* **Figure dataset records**
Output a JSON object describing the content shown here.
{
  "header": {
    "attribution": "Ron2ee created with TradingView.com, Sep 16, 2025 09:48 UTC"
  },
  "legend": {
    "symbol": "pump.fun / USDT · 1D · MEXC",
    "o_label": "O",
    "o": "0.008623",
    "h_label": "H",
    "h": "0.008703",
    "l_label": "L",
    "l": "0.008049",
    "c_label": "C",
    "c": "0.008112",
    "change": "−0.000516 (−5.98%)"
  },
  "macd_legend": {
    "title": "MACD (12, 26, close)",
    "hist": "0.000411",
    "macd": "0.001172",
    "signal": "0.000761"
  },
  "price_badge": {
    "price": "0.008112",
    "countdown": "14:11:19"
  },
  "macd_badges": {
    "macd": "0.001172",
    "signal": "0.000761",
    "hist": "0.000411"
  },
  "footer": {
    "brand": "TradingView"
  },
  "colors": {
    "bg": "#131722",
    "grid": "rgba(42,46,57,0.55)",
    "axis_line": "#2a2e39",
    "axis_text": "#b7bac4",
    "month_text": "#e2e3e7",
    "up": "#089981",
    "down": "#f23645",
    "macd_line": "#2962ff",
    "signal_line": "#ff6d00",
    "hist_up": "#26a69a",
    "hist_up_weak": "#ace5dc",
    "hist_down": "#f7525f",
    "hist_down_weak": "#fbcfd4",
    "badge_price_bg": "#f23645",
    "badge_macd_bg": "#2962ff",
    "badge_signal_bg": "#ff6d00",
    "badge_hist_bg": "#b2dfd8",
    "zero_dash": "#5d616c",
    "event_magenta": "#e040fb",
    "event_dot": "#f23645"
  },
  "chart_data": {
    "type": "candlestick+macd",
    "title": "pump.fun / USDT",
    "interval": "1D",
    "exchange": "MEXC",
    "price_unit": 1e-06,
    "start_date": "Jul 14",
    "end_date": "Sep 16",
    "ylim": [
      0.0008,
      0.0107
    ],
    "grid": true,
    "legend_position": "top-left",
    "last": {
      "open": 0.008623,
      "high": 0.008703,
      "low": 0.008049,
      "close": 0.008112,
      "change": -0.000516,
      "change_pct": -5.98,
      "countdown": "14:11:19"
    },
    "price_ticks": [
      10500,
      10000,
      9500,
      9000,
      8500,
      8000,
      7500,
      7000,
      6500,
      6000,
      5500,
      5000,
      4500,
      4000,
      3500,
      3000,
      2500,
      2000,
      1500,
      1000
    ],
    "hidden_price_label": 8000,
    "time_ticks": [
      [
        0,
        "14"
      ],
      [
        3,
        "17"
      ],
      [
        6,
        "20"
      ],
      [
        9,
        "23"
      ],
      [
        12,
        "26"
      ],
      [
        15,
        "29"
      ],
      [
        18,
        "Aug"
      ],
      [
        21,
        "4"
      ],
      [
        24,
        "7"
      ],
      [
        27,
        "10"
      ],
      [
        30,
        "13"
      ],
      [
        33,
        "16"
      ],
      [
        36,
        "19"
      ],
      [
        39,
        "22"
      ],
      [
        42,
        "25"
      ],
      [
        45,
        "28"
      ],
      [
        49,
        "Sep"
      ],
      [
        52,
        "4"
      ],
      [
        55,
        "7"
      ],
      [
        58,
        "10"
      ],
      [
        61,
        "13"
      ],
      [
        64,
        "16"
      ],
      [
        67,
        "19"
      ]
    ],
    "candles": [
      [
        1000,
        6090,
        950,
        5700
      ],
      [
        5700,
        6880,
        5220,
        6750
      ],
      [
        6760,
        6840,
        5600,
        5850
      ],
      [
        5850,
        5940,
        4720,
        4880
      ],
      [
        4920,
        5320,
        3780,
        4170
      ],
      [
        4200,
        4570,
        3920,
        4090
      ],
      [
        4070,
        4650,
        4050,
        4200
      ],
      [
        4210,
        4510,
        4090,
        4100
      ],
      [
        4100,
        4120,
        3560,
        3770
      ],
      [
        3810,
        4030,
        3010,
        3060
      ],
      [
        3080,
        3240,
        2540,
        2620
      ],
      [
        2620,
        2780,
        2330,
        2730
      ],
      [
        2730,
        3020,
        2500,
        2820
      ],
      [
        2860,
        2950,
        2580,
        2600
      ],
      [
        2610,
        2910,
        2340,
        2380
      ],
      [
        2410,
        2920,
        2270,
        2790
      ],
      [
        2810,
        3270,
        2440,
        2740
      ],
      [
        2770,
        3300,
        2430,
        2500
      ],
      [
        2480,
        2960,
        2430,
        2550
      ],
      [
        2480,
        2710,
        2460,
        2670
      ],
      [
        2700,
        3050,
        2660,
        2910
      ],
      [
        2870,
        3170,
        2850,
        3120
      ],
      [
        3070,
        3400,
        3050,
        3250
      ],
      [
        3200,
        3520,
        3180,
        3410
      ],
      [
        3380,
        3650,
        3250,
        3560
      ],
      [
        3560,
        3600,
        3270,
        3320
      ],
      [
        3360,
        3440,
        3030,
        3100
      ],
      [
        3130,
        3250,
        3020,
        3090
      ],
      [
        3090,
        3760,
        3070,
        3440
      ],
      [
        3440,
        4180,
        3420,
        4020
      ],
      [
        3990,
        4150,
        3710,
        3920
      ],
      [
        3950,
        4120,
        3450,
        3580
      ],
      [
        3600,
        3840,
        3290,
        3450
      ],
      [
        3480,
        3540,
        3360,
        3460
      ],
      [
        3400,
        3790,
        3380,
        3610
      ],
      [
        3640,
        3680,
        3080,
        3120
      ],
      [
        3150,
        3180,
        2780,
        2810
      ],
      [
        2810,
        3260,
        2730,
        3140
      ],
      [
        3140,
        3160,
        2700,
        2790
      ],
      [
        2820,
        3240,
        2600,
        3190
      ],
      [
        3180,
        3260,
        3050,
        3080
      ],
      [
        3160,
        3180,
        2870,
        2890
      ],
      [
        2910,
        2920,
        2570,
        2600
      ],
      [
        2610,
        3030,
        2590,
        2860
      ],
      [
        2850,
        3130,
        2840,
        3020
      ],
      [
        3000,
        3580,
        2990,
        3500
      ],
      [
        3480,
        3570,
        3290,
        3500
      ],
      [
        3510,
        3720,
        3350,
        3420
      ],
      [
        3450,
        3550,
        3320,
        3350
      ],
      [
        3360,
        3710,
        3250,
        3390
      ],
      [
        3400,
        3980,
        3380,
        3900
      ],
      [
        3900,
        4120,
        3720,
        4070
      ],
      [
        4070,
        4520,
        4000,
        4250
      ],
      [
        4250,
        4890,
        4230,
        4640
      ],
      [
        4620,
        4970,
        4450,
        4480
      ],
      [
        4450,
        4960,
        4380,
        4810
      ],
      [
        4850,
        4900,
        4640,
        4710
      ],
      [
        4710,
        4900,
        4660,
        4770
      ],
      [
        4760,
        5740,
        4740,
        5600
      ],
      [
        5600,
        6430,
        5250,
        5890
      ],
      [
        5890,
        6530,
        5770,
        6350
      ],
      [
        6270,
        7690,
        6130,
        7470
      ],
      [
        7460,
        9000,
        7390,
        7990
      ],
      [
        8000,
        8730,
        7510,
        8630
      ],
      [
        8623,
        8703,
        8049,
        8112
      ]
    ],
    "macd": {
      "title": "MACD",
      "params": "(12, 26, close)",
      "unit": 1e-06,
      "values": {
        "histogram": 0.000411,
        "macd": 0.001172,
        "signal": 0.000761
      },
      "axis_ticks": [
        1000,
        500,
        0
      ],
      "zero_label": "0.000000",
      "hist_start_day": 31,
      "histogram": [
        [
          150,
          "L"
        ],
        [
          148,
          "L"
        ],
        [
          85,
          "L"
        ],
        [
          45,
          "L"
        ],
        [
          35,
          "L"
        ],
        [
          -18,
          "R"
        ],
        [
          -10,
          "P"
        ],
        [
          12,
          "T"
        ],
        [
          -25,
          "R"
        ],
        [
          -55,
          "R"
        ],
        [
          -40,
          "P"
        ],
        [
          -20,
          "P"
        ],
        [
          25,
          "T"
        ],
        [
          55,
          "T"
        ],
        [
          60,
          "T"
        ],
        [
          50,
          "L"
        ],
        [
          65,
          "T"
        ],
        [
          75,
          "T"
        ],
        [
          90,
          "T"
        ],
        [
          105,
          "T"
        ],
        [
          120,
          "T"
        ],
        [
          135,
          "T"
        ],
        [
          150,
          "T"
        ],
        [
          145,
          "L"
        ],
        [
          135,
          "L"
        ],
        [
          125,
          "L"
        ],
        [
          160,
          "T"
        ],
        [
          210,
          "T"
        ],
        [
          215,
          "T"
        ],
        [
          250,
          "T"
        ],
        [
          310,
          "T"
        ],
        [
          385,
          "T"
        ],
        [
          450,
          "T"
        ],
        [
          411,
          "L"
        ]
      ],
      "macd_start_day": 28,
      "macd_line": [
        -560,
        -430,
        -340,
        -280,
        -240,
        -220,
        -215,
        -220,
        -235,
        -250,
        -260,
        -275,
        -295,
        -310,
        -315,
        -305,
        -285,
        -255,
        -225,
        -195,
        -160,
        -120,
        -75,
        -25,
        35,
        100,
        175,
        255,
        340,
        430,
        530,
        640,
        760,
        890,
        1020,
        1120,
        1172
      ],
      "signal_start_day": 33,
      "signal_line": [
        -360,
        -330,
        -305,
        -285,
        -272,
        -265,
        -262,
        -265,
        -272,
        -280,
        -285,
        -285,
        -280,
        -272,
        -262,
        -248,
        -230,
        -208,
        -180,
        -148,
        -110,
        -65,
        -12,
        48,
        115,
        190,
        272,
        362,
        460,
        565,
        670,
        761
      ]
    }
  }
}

* **EXERCISE DETAILS**
Using the entries above, return each line that includes the word "USDT".

* **FINISHED EXERCISE**
    "symbol": "pump.fun / USDT · 1D · MEXC",
    "title": "pump.fun / USDT",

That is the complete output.